• Task to carry out: Could you return every line of the data below word for word, leaving out the pictures?

━━━ Given data

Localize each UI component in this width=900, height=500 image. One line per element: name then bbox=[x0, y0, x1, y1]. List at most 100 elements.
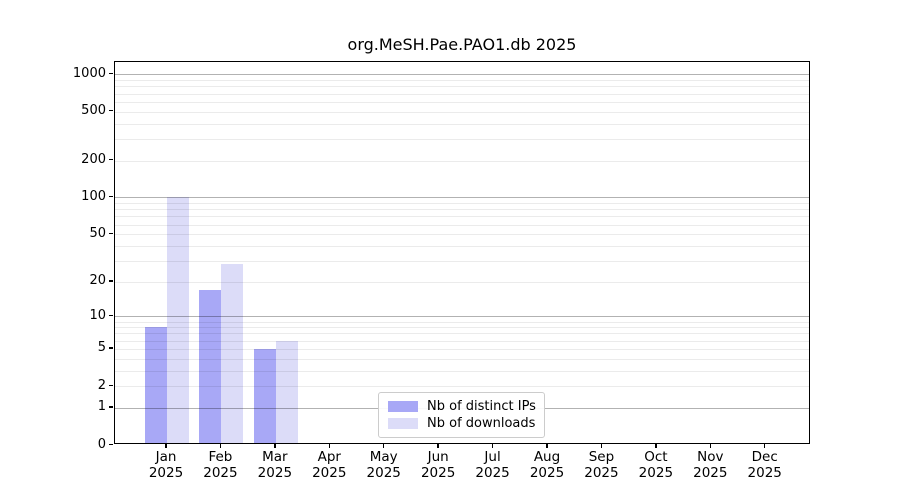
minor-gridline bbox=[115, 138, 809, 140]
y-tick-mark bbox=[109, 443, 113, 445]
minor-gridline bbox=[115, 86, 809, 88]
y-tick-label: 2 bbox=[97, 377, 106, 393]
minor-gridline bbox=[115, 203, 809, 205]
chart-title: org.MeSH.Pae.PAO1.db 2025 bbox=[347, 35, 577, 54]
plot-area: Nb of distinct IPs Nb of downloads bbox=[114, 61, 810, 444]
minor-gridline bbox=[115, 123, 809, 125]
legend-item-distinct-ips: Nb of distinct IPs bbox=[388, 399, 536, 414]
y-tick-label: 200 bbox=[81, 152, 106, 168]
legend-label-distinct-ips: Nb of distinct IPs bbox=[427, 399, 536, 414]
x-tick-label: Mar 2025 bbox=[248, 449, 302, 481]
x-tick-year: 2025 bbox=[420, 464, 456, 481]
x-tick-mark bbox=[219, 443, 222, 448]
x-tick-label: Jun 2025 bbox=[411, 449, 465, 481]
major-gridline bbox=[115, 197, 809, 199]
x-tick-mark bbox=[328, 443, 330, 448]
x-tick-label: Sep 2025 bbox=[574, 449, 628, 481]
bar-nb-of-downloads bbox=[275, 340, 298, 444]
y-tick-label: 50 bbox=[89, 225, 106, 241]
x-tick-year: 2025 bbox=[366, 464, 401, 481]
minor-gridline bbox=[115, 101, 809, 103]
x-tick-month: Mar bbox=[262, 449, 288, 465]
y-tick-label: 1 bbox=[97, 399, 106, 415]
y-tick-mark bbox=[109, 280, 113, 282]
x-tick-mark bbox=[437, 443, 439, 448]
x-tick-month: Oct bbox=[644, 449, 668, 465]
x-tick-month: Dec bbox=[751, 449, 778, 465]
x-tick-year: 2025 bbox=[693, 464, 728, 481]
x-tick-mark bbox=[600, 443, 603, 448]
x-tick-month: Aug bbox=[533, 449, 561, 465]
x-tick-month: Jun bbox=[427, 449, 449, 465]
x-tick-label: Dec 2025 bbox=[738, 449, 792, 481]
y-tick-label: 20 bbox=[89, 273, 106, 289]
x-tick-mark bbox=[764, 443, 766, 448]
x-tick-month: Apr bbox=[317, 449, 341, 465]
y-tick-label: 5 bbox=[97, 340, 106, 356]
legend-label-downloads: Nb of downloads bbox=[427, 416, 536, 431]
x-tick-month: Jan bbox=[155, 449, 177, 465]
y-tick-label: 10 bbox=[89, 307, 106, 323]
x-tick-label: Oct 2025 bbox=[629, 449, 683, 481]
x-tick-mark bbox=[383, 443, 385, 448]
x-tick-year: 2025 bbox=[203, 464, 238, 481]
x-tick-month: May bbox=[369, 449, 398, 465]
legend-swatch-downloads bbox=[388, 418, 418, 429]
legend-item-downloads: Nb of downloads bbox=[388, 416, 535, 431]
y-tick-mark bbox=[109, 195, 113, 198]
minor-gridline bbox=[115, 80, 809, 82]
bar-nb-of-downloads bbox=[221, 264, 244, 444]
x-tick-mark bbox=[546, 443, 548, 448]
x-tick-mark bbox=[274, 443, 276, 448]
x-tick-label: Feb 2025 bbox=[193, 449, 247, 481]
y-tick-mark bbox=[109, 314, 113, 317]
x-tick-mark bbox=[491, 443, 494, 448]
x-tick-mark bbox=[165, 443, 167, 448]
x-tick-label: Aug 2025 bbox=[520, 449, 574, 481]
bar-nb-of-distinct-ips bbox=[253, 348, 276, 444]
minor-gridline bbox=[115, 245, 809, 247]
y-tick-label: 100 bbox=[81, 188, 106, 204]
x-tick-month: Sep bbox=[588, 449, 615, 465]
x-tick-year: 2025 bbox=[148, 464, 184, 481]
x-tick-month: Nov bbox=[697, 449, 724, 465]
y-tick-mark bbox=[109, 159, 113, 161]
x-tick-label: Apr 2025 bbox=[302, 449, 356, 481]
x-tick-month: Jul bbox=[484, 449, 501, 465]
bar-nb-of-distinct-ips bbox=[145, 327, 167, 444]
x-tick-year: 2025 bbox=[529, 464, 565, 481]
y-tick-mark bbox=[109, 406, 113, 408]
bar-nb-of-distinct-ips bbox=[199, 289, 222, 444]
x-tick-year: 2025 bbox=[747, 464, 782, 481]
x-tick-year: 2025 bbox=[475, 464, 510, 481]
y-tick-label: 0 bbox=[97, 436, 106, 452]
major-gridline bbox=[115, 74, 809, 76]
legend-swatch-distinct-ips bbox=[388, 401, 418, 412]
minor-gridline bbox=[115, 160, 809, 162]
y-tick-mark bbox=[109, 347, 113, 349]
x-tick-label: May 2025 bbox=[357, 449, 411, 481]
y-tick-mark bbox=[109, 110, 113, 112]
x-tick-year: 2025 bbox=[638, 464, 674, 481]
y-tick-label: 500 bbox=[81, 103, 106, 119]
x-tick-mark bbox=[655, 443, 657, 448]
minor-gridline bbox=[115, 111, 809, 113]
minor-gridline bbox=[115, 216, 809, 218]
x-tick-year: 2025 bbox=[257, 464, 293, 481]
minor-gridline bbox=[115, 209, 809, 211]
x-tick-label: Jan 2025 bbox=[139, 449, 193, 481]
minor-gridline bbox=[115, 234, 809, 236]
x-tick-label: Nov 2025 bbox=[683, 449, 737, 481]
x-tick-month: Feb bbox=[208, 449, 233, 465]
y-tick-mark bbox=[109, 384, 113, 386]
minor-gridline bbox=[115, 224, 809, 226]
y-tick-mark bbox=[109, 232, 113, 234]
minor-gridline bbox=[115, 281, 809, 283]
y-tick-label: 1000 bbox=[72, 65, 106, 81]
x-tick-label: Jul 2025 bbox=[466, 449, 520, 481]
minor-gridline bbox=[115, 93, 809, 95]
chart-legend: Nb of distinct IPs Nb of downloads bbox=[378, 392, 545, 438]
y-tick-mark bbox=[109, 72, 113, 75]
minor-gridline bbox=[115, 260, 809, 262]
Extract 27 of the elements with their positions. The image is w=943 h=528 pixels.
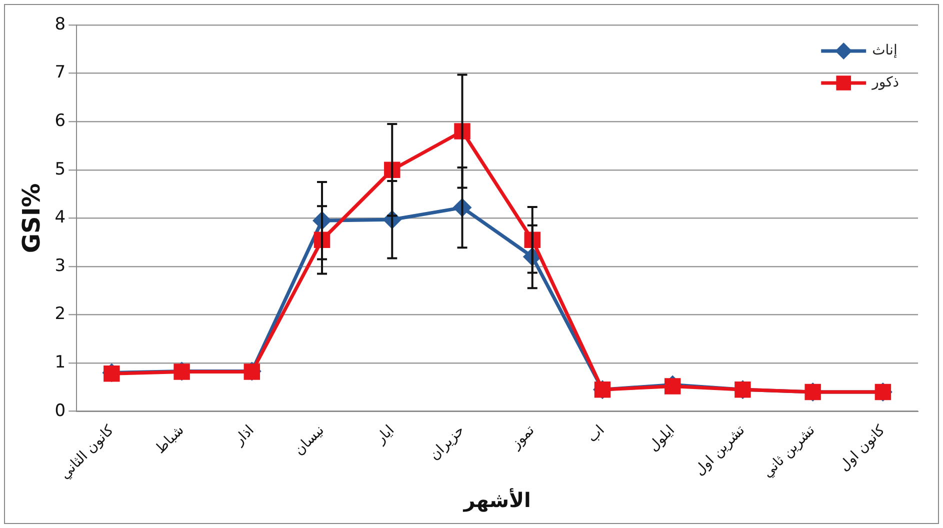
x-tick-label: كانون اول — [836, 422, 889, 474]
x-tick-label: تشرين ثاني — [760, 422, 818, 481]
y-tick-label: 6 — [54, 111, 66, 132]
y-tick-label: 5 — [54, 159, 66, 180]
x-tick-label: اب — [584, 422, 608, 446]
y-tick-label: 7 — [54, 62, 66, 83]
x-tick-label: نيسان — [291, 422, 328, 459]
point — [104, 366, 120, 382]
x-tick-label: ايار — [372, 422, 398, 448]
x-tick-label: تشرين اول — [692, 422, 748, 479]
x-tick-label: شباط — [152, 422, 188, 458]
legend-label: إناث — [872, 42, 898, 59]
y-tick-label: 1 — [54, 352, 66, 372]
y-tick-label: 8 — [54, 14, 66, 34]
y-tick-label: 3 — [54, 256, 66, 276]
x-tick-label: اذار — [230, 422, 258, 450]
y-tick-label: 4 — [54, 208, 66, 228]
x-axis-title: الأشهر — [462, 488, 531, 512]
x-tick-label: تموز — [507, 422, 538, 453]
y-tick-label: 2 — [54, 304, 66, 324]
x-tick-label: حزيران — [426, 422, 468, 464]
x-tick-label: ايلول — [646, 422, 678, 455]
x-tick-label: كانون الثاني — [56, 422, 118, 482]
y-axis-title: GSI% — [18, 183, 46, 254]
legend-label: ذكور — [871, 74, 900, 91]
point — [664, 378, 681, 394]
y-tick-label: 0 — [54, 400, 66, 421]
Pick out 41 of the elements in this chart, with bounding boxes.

━━━━━━

• Answer in full:
Localize each UI component in this width=900, height=500 image. One line per element: name then bbox=[x0, y0, x1, y1]. List at most 100 elements.
minor-gridline bbox=[115, 138, 809, 140]
y-tick-mark bbox=[109, 443, 113, 445]
minor-gridline bbox=[115, 86, 809, 88]
y-tick-label: 2 bbox=[97, 377, 106, 393]
minor-gridline bbox=[115, 203, 809, 205]
chart-title: org.MeSH.Pae.PAO1.db 2025 bbox=[347, 35, 577, 54]
plot-area: Nb of distinct IPs Nb of downloads bbox=[114, 61, 810, 444]
minor-gridline bbox=[115, 123, 809, 125]
legend-item-distinct-ips: Nb of distinct IPs bbox=[388, 399, 536, 414]
y-tick-label: 200 bbox=[81, 152, 106, 168]
legend-label-distinct-ips: Nb of distinct IPs bbox=[427, 399, 536, 414]
x-tick-label: Mar 2025 bbox=[248, 449, 302, 481]
x-tick-year: 2025 bbox=[420, 464, 456, 481]
x-tick-mark bbox=[219, 443, 222, 448]
x-tick-label: Jun 2025 bbox=[411, 449, 465, 481]
major-gridline bbox=[115, 197, 809, 199]
x-tick-mark bbox=[328, 443, 330, 448]
x-tick-label: Sep 2025 bbox=[574, 449, 628, 481]
bar-nb-of-downloads bbox=[275, 340, 298, 444]
y-tick-label: 50 bbox=[89, 225, 106, 241]
x-tick-year: 2025 bbox=[366, 464, 401, 481]
minor-gridline bbox=[115, 101, 809, 103]
x-tick-month: Mar bbox=[262, 449, 288, 465]
y-tick-label: 1 bbox=[97, 399, 106, 415]
y-tick-mark bbox=[109, 280, 113, 282]
x-tick-mark bbox=[437, 443, 439, 448]
x-tick-month: Oct bbox=[644, 449, 668, 465]
x-tick-month: Dec bbox=[751, 449, 778, 465]
x-tick-year: 2025 bbox=[693, 464, 728, 481]
x-tick-mark bbox=[600, 443, 603, 448]
x-tick-month: Aug bbox=[533, 449, 561, 465]
x-tick-month: Jun bbox=[427, 449, 449, 465]
x-tick-label: Dec 2025 bbox=[738, 449, 792, 481]
y-tick-label: 20 bbox=[89, 273, 106, 289]
x-tick-mark bbox=[764, 443, 766, 448]
x-tick-month: Apr bbox=[317, 449, 341, 465]
y-tick-label: 5 bbox=[97, 340, 106, 356]
legend-label-downloads: Nb of downloads bbox=[427, 416, 536, 431]
x-tick-month: Jan bbox=[155, 449, 177, 465]
y-tick-label: 10 bbox=[89, 307, 106, 323]
x-tick-label: Oct 2025 bbox=[629, 449, 683, 481]
x-tick-mark bbox=[383, 443, 385, 448]
x-tick-year: 2025 bbox=[203, 464, 238, 481]
x-tick-month: May bbox=[369, 449, 398, 465]
legend-swatch-downloads bbox=[388, 418, 418, 429]
legend-item-downloads: Nb of downloads bbox=[388, 416, 535, 431]
y-tick-mark bbox=[109, 195, 113, 198]
minor-gridline bbox=[115, 80, 809, 82]
bar-nb-of-downloads bbox=[221, 264, 244, 444]
x-tick-mark bbox=[546, 443, 548, 448]
x-tick-mark bbox=[274, 443, 276, 448]
x-tick-label: Feb 2025 bbox=[193, 449, 247, 481]
y-tick-mark bbox=[109, 314, 113, 317]
x-tick-mark bbox=[491, 443, 494, 448]
x-tick-mark bbox=[165, 443, 167, 448]
x-tick-label: Aug 2025 bbox=[520, 449, 574, 481]
bar-nb-of-distinct-ips bbox=[253, 348, 276, 444]
minor-gridline bbox=[115, 245, 809, 247]
y-tick-label: 100 bbox=[81, 188, 106, 204]
x-tick-month: Sep bbox=[588, 449, 615, 465]
x-tick-year: 2025 bbox=[148, 464, 184, 481]
x-tick-month: Nov bbox=[697, 449, 724, 465]
y-tick-mark bbox=[109, 159, 113, 161]
x-tick-label: Apr 2025 bbox=[302, 449, 356, 481]
x-tick-month: Jul bbox=[484, 449, 501, 465]
bar-nb-of-distinct-ips bbox=[145, 327, 167, 444]
x-tick-year: 2025 bbox=[529, 464, 565, 481]
y-tick-mark bbox=[109, 406, 113, 408]
bar-nb-of-distinct-ips bbox=[199, 289, 222, 444]
x-tick-year: 2025 bbox=[747, 464, 782, 481]
x-tick-year: 2025 bbox=[475, 464, 510, 481]
y-tick-label: 0 bbox=[97, 436, 106, 452]
major-gridline bbox=[115, 74, 809, 76]
legend-swatch-distinct-ips bbox=[388, 401, 418, 412]
minor-gridline bbox=[115, 160, 809, 162]
y-tick-mark bbox=[109, 347, 113, 349]
x-tick-label: May 2025 bbox=[357, 449, 411, 481]
y-tick-mark bbox=[109, 110, 113, 112]
x-tick-year: 2025 bbox=[638, 464, 674, 481]
y-tick-label: 500 bbox=[81, 103, 106, 119]
x-tick-mark bbox=[655, 443, 657, 448]
minor-gridline bbox=[115, 111, 809, 113]
minor-gridline bbox=[115, 216, 809, 218]
x-tick-year: 2025 bbox=[257, 464, 293, 481]
minor-gridline bbox=[115, 209, 809, 211]
x-tick-label: Jan 2025 bbox=[139, 449, 193, 481]
minor-gridline bbox=[115, 234, 809, 236]
x-tick-label: Nov 2025 bbox=[683, 449, 737, 481]
x-tick-month: Feb bbox=[208, 449, 233, 465]
y-tick-mark bbox=[109, 384, 113, 386]
minor-gridline bbox=[115, 224, 809, 226]
y-tick-mark bbox=[109, 232, 113, 234]
minor-gridline bbox=[115, 281, 809, 283]
y-tick-label: 1000 bbox=[72, 65, 106, 81]
x-tick-label: Jul 2025 bbox=[466, 449, 520, 481]
minor-gridline bbox=[115, 93, 809, 95]
chart-legend: Nb of distinct IPs Nb of downloads bbox=[378, 392, 545, 438]
y-tick-mark bbox=[109, 72, 113, 75]
minor-gridline bbox=[115, 260, 809, 262]
Extract 27 of the elements with their positions. The image is w=943 h=528 pixels.
x-tick-label: كانون اول — [836, 422, 889, 474]
x-tick-label: تشرين ثاني — [760, 422, 818, 481]
y-tick-label: 6 — [54, 111, 66, 132]
y-tick-label: 5 — [54, 159, 66, 180]
x-tick-label: اب — [584, 422, 608, 446]
y-tick-label: 7 — [54, 62, 66, 83]
x-tick-label: نيسان — [291, 422, 328, 459]
point — [104, 366, 120, 382]
x-tick-label: ايار — [372, 422, 398, 448]
x-tick-label: تشرين اول — [692, 422, 748, 479]
x-tick-label: شباط — [152, 422, 188, 458]
legend-label: إناث — [872, 42, 898, 59]
y-tick-label: 1 — [54, 352, 66, 372]
y-tick-label: 8 — [54, 14, 66, 34]
y-tick-label: 3 — [54, 256, 66, 276]
x-tick-label: اذار — [230, 422, 258, 450]
y-tick-label: 4 — [54, 208, 66, 228]
x-axis-title: الأشهر — [462, 488, 531, 512]
x-tick-label: تموز — [507, 422, 538, 453]
y-tick-label: 2 — [54, 304, 66, 324]
x-tick-label: حزيران — [426, 422, 468, 464]
x-tick-label: ايلول — [646, 422, 678, 455]
x-tick-label: كانون الثاني — [56, 422, 118, 482]
y-axis-title: GSI% — [18, 183, 46, 254]
legend-label: ذكور — [871, 74, 900, 91]
point — [664, 378, 681, 394]
y-tick-label: 0 — [54, 400, 66, 421]
Pick out 41 of the elements in this chart, with bounding boxes.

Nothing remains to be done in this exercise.